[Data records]
┏━━
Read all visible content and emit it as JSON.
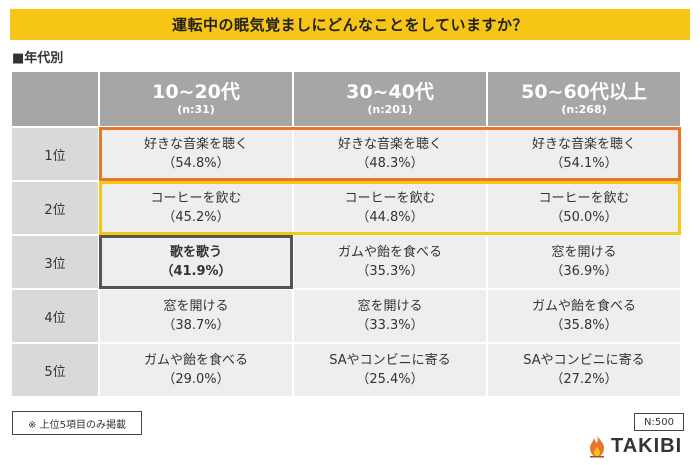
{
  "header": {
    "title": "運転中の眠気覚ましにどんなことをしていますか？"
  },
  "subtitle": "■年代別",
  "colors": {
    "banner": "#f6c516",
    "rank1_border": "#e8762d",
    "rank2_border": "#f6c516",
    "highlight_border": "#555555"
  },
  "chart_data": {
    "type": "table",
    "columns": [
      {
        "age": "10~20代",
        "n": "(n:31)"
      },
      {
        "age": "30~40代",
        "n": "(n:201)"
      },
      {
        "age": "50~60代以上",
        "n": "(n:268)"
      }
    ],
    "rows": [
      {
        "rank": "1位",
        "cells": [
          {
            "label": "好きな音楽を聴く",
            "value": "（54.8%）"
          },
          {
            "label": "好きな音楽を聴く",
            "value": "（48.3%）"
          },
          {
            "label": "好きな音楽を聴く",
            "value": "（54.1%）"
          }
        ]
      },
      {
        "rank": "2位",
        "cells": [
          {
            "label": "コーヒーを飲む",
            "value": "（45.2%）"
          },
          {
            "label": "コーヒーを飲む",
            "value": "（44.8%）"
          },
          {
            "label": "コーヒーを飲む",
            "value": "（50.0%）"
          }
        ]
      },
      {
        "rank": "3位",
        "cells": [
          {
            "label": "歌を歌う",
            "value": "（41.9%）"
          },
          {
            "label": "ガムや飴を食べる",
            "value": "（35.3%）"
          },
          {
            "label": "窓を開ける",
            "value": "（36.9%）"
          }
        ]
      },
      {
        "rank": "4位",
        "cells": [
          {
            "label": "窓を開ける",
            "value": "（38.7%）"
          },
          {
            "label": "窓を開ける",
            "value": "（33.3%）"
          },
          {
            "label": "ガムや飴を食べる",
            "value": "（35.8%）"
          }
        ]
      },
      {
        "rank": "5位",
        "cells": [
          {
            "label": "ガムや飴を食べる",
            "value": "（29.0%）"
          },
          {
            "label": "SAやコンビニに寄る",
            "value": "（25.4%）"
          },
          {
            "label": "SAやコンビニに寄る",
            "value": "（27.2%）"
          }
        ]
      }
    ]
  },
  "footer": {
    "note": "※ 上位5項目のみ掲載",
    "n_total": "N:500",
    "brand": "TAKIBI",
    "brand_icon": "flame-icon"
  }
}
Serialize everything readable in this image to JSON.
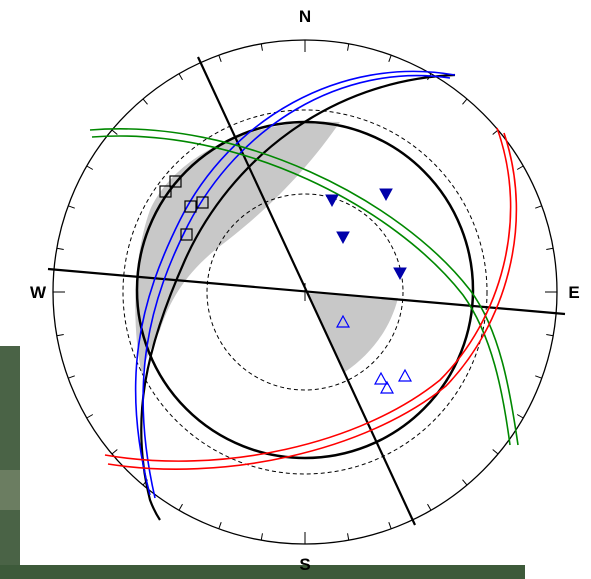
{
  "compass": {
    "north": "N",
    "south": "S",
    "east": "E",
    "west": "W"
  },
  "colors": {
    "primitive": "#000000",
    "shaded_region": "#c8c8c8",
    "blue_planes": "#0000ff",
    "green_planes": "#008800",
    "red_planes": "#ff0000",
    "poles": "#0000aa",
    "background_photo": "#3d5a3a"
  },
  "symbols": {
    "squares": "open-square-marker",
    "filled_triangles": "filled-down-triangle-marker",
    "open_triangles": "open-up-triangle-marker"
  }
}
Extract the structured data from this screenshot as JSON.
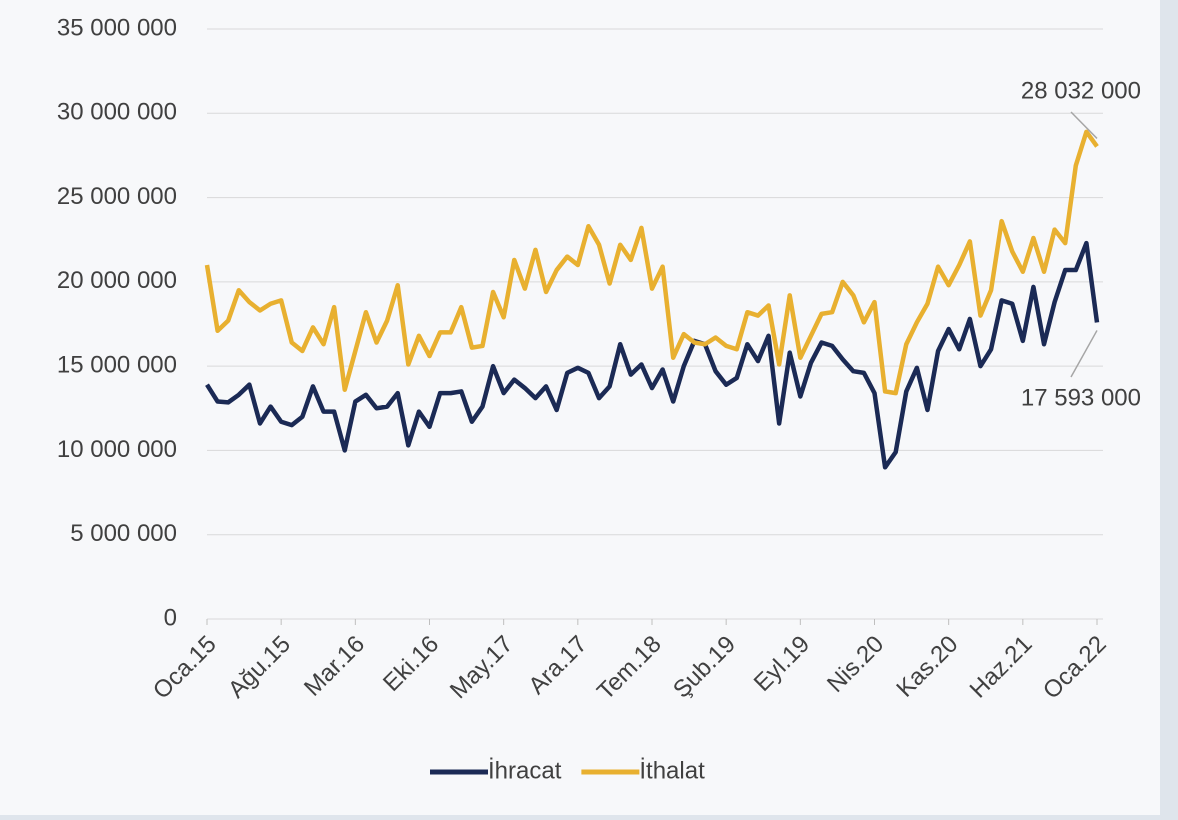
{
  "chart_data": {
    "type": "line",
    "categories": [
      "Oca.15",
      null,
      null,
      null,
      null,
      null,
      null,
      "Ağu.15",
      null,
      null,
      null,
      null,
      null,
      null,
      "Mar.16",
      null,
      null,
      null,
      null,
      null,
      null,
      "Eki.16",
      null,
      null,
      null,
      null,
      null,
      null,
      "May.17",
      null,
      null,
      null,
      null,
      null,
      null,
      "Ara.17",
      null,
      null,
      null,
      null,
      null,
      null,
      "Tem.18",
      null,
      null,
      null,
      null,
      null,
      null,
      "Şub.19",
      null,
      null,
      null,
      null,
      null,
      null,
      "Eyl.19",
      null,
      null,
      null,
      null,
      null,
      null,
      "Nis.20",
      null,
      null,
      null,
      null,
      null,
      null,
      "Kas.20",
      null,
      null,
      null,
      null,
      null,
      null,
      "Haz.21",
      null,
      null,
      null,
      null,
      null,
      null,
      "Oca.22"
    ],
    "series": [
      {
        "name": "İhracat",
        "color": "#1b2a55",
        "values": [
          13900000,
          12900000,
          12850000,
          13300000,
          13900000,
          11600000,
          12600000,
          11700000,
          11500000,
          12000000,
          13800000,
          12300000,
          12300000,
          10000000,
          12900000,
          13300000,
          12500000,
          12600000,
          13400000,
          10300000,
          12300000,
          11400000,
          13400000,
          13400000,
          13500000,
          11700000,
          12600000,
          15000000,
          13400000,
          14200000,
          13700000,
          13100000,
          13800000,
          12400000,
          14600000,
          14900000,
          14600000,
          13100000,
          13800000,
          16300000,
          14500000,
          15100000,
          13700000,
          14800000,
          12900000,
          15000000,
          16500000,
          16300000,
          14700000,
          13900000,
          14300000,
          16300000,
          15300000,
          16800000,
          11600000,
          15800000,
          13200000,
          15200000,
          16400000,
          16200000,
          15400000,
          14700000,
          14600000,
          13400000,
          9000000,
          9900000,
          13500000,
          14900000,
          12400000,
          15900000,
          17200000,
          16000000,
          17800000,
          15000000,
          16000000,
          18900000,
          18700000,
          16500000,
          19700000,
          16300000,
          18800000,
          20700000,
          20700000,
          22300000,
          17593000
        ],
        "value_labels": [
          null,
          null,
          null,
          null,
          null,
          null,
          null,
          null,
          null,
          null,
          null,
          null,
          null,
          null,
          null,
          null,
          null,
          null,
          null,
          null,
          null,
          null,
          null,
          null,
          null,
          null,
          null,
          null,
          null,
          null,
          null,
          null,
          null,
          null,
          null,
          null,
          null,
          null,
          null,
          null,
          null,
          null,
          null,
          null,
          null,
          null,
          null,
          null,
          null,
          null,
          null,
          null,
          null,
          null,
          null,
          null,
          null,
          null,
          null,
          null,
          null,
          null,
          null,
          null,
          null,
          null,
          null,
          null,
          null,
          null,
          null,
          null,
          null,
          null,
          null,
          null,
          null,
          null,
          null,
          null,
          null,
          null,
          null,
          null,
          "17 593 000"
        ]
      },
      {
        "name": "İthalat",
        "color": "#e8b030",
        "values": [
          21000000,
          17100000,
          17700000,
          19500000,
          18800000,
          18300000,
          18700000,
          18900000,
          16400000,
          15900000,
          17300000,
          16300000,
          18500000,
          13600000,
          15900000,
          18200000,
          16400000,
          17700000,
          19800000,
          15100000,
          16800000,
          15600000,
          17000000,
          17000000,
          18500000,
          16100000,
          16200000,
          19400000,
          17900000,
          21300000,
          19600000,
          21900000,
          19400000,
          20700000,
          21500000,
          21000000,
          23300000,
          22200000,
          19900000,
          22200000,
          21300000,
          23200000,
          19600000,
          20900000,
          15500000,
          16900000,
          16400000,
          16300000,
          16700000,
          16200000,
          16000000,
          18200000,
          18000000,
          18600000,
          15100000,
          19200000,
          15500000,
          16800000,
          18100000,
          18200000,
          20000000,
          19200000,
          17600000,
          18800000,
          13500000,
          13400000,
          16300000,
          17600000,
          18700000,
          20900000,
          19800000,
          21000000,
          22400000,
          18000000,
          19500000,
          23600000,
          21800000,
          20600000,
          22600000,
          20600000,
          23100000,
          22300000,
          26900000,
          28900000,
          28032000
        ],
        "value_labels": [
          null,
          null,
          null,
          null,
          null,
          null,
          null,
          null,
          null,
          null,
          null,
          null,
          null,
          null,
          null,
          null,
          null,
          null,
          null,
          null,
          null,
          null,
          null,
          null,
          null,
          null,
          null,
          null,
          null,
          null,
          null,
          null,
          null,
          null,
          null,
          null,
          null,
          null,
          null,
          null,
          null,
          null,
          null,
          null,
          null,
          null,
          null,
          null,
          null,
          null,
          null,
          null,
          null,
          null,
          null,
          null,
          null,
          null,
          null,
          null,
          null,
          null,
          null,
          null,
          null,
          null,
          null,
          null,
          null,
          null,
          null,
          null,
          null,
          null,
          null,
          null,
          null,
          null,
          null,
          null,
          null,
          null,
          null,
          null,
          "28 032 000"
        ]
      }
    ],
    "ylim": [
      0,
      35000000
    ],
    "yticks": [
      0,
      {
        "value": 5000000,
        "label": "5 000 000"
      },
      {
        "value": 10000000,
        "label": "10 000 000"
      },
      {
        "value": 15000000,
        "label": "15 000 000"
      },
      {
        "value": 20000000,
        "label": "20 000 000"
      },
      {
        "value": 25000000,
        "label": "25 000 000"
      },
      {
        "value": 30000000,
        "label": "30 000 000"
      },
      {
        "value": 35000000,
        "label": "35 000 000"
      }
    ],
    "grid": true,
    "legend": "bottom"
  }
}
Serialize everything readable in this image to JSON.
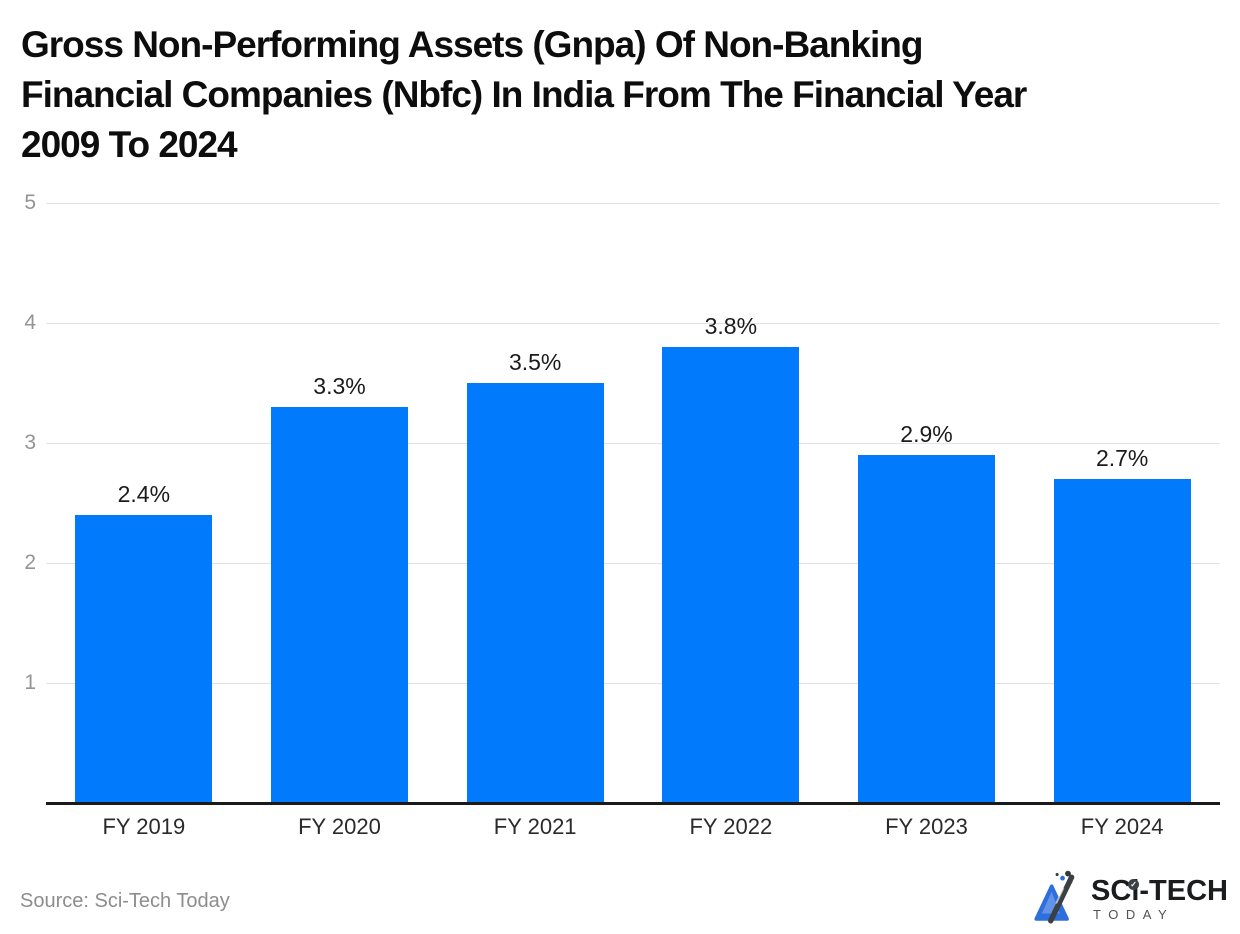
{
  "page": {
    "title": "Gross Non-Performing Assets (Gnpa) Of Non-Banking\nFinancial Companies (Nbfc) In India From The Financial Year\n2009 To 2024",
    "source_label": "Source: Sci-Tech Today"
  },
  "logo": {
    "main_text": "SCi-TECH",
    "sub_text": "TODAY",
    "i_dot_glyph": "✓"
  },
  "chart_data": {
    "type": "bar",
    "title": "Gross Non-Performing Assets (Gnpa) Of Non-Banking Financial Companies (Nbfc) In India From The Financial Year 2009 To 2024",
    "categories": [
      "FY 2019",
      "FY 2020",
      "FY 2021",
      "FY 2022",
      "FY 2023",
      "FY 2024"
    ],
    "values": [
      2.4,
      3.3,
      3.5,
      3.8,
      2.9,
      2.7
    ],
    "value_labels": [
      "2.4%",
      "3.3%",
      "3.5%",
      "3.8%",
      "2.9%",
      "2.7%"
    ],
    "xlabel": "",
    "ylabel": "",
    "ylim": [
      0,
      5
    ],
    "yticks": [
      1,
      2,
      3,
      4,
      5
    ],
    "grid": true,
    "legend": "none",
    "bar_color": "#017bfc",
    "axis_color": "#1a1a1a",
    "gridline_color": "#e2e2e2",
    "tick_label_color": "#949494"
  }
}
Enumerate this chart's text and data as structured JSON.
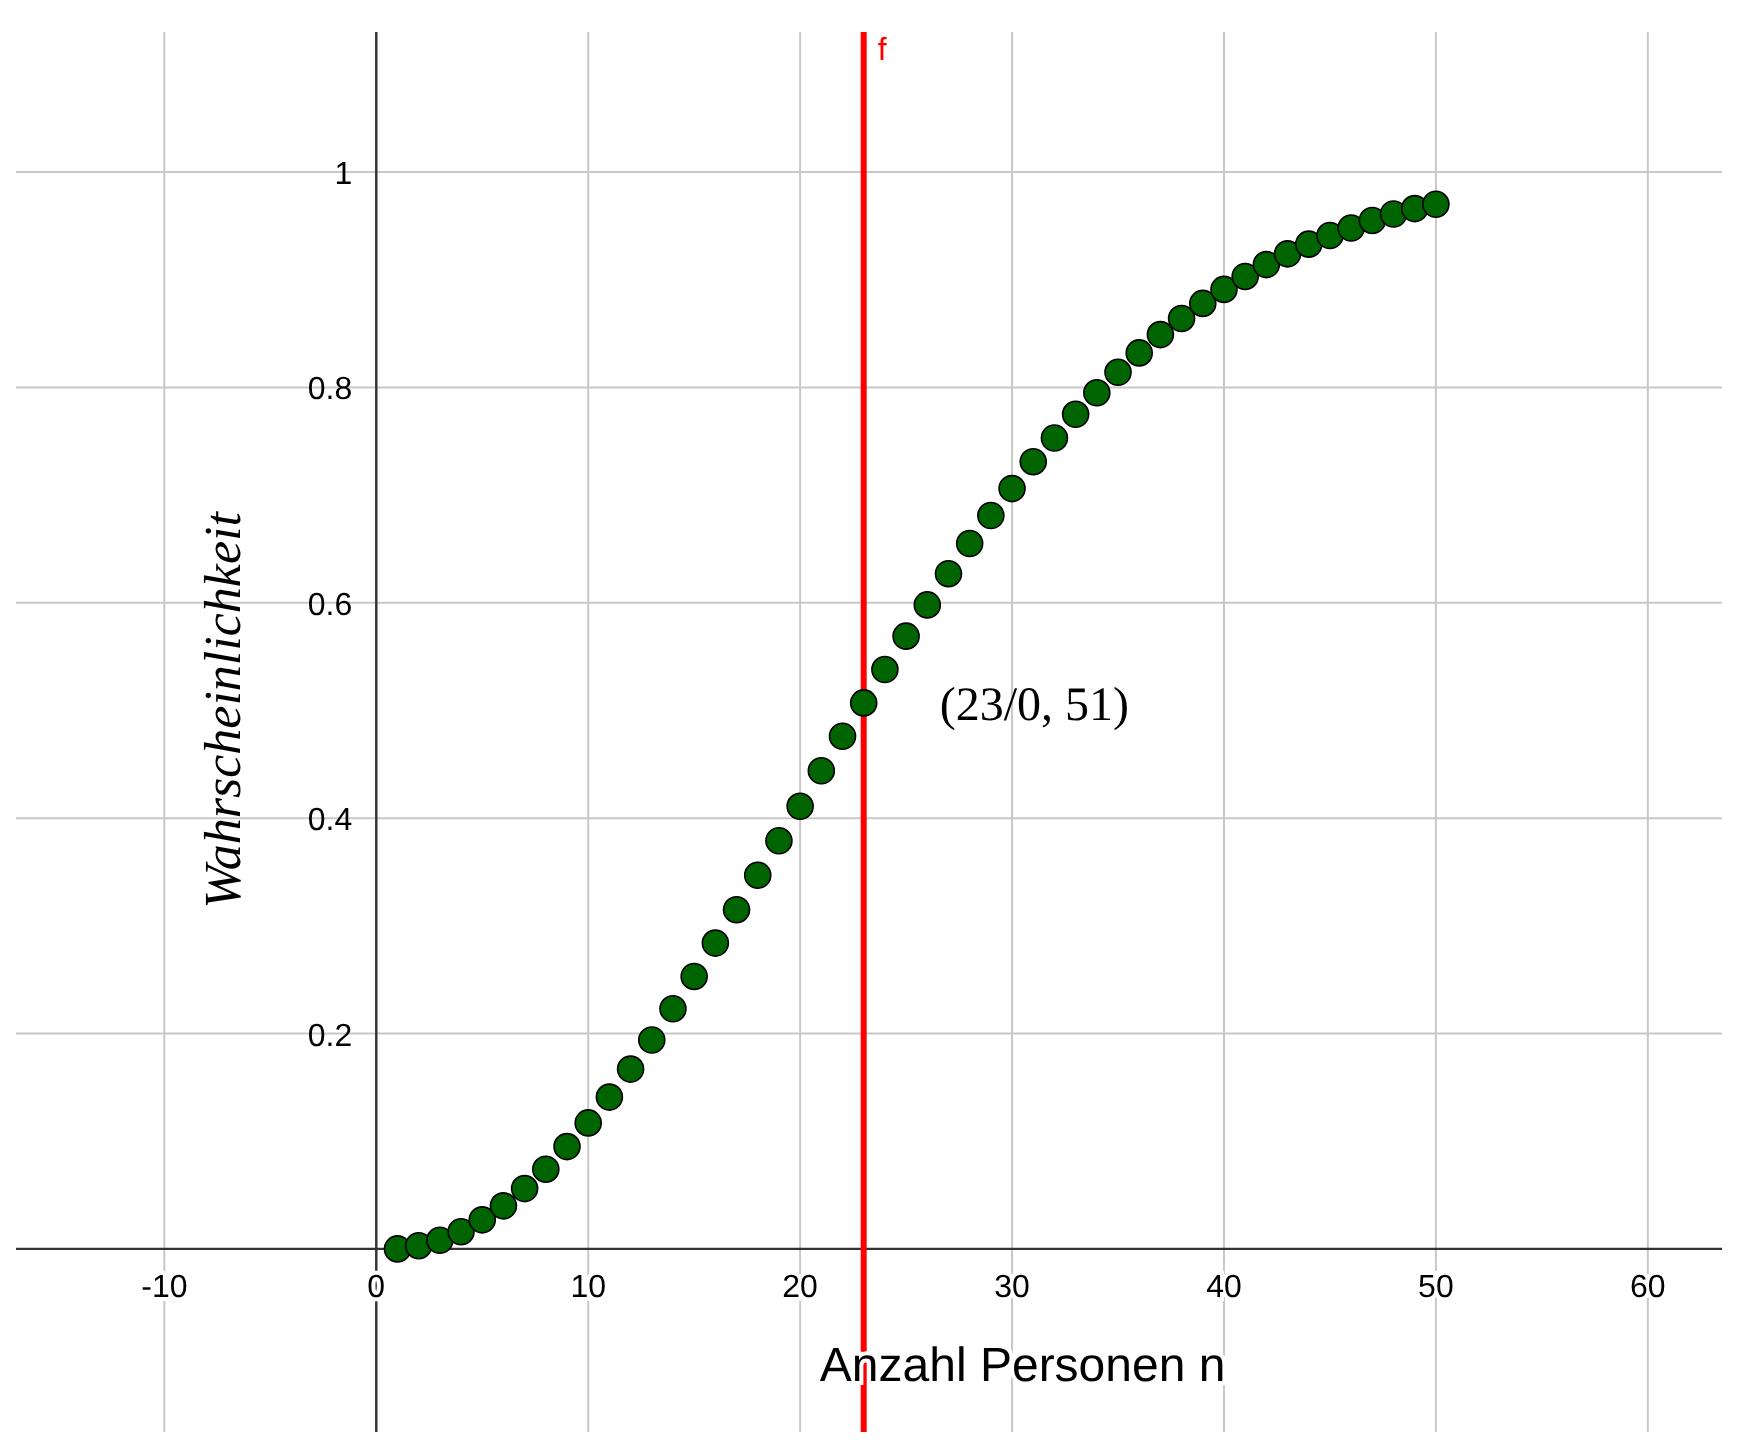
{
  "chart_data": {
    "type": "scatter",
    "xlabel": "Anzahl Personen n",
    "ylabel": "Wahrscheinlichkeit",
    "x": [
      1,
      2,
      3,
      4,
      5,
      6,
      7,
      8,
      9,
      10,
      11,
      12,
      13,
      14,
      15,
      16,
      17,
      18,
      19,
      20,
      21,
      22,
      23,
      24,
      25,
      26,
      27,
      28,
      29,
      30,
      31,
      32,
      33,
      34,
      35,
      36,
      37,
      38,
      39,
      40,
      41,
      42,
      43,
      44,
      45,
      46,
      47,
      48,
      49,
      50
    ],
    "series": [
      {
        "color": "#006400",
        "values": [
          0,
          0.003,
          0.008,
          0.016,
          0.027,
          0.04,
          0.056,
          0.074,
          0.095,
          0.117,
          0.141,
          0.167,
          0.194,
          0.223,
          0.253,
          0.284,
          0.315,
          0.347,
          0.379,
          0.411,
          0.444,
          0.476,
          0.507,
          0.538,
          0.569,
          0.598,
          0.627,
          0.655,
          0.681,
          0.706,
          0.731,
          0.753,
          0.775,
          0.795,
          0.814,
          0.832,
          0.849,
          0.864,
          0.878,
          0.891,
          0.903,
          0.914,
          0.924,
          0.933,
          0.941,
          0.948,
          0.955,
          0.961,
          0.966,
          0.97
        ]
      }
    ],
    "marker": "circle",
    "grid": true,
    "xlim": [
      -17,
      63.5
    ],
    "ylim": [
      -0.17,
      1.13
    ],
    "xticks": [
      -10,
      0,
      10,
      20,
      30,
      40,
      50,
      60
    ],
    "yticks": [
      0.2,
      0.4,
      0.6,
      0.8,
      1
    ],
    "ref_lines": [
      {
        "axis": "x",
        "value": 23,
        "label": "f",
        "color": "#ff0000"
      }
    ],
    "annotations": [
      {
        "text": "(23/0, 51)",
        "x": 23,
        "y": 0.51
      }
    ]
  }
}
┗━━
**Given instruction:**
Each line that contains the string "Year" counts once; say how many there are and nothing else.

**Answer for this exercise:**
2